- What you are asked to do
Quote the records beneath, complete and exact. Leave out images.

**** Supplied data ****

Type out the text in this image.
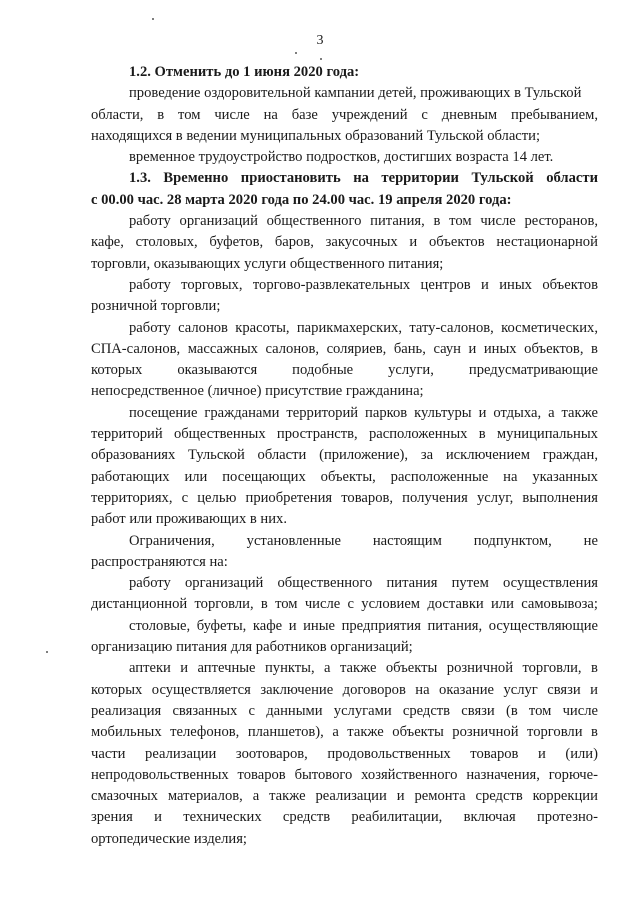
3
1.2. Отменить до 1 июня 2020 года:
проведение оздоровительной кампании детей, проживающих в Тульской
области, в том числе на базе учреждений с дневным пребыванием,
находящихся в ведении муниципальных образований Тульской области;
временное трудоустройство подростков, достигших возраста 14 лет.
1.3. Временно приостановить на территории Тульской области
с 00.00 час. 28 марта 2020 года по 24.00 час. 19 апреля 2020 года:
работу организаций общественного питания, в том числе ресторанов,
кафе, столовых, буфетов, баров, закусочных и объектов нестационарной
торговли, оказывающих услуги общественного питания;
работу торговых, торгово-развлекательных центров и иных объектов
розничной торговли;
работу салонов красоты, парикмахерских, тату-салонов, косметических,
СПА-салонов, массажных салонов, соляриев, бань, саун и иных объектов, в
которых оказываются подобные услуги, предусматривающие
непосредственное (личное) присутствие гражданина;
посещение гражданами территорий парков культуры и отдыха, а также
территорий общественных пространств, расположенных в муниципальных
образованиях Тульской области (приложение), за исключением граждан,
работающих или посещающих объекты, расположенные на указанных
территориях, с целью приобретения товаров, получения услуг, выполнения
работ или проживающих в них.
Ограничения, установленные настоящим подпунктом, не
распространяются на:
работу организаций общественного питания путем осуществления
дистанционной торговли, в том числе с условием доставки или самовывоза;
столовые, буфеты, кафе и иные предприятия питания, осуществляющие
организацию питания для работников организаций;
аптеки и аптечные пункты, а также объекты розничной торговли, в
которых осуществляется заключение договоров на оказание услуг связи и
реализация связанных с данными услугами средств связи (в том числе
мобильных телефонов, планшетов), а также объекты розничной торговли в
части реализации зоотоваров, продовольственных товаров и (или)
непродовольственных товаров бытового хозяйственного назначения, горюче-
смазочных материалов, а также реализации и ремонта средств коррекции
зрения и технических средств реабилитации, включая протезно-
ортопедические изделия;
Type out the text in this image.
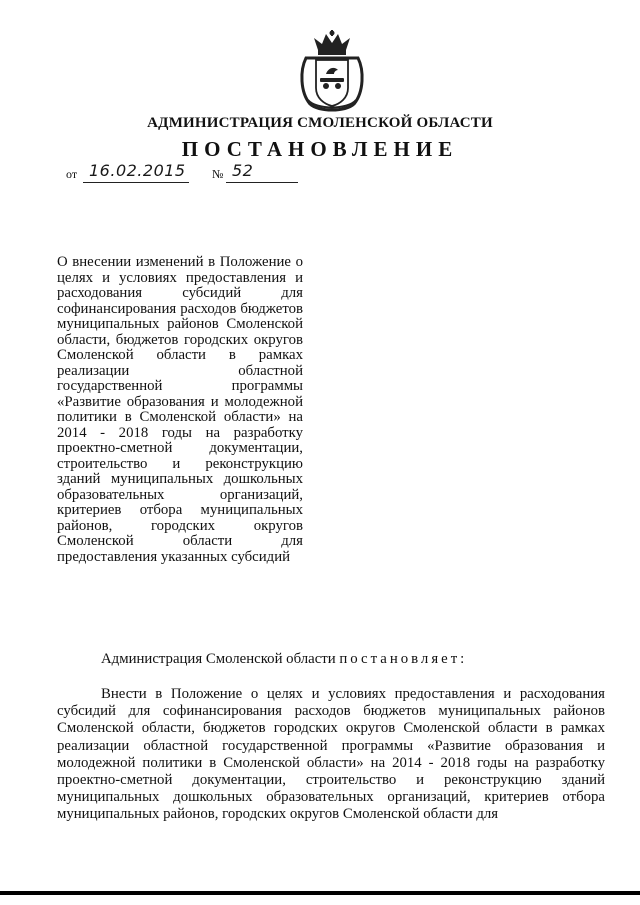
АДМИНИСТРАЦИЯ СМОЛЕНСКОЙ ОБЛАСТИ
ПОСТАНОВЛЕНИЕ
от 16.02.2015 № 52
О внесении изменений в Положение о целях и условиях предоставления и расходования субсидий для софинансирования расходов бюджетов муниципальных районов Смоленской области, бюджетов городских округов Смоленской области в рамках реализации областной государственной программы «Развитие образования и молодежной политики в Смоленской области» на 2014 - 2018 годы на разработку проектно-сметной документации, строительство и реконструкцию зданий муниципальных дошкольных образовательных организаций, критериев отбора муниципальных районов, городских округов Смоленской области для предоставления указанных субсидий
Администрация Смоленской области постановляет:
Внести в Положение о целях и условиях предоставления и расходования субсидий для софинансирования расходов бюджетов муниципальных районов Смоленской области, бюджетов городских округов Смоленской области в рамках реализации областной государственной программы «Развитие образования и молодежной политики в Смоленской области» на 2014 - 2018 годы на разработку проектно-сметной документации, строительство и реконструкцию зданий муниципальных дошкольных образовательных организаций, критериев отбора муниципальных районов, городских округов Смоленской области для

****

- Result below
Type out the text in this image.
3
1.2. Отменить до 1 июня 2020 года:
проведение оздоровительной кампании детей, проживающих в Тульской
области, в том числе на базе учреждений с дневным пребыванием,
находящихся в ведении муниципальных образований Тульской области;
временное трудоустройство подростков, достигших возраста 14 лет.
1.3. Временно приостановить на территории Тульской области
с 00.00 час. 28 марта 2020 года по 24.00 час. 19 апреля 2020 года:
работу организаций общественного питания, в том числе ресторанов,
кафе, столовых, буфетов, баров, закусочных и объектов нестационарной
торговли, оказывающих услуги общественного питания;
работу торговых, торгово-развлекательных центров и иных объектов
розничной торговли;
работу салонов красоты, парикмахерских, тату-салонов, косметических,
СПА-салонов, массажных салонов, соляриев, бань, саун и иных объектов, в
которых оказываются подобные услуги, предусматривающие
непосредственное (личное) присутствие гражданина;
посещение гражданами территорий парков культуры и отдыха, а также
территорий общественных пространств, расположенных в муниципальных
образованиях Тульской области (приложение), за исключением граждан,
работающих или посещающих объекты, расположенные на указанных
территориях, с целью приобретения товаров, получения услуг, выполнения
работ или проживающих в них.
Ограничения, установленные настоящим подпунктом, не
распространяются на:
работу организаций общественного питания путем осуществления
дистанционной торговли, в том числе с условием доставки или самовывоза;
столовые, буфеты, кафе и иные предприятия питания, осуществляющие
организацию питания для работников организаций;
аптеки и аптечные пункты, а также объекты розничной торговли, в
которых осуществляется заключение договоров на оказание услуг связи и
реализация связанных с данными услугами средств связи (в том числе
мобильных телефонов, планшетов), а также объекты розничной торговли в
части реализации зоотоваров, продовольственных товаров и (или)
непродовольственных товаров бытового хозяйственного назначения, горюче-
смазочных материалов, а также реализации и ремонта средств коррекции
зрения и технических средств реабилитации, включая протезно-
ортопедические изделия;
Type out the text in this image.
АДМИНИСТРАЦИЯ СМОЛЕНСКОЙ ОБЛАСТИ
ПОСТАНОВЛЕНИЕ
от 16.02.2015 № 52
О внесении изменений в Положение о целях и условиях предоставления и расходования субсидий для софинансирования расходов бюджетов муниципальных районов Смоленской области, бюджетов городских округов Смоленской области в рамках реализации областной государственной программы «Развитие образования и молодежной политики в Смоленской области» на 2014 - 2018 годы на разработку проектно-сметной документации, строительство и реконструкцию зданий муниципальных дошкольных образовательных организаций, критериев отбора муниципальных районов, городских округов Смоленской области для предоставления указанных субсидий
Администрация Смоленской области постановляет:
Внести в Положение о целях и условиях предоставления и расходования субсидий для софинансирования расходов бюджетов муниципальных районов Смоленской области, бюджетов городских округов Смоленской области в рамках реализации областной государственной программы «Развитие образования и молодежной политики в Смоленской области» на 2014 - 2018 годы на разработку проектно-сметной документации, строительство и реконструкцию зданий муниципальных дошкольных образовательных организаций, критериев отбора муниципальных районов, городских округов Смоленской области для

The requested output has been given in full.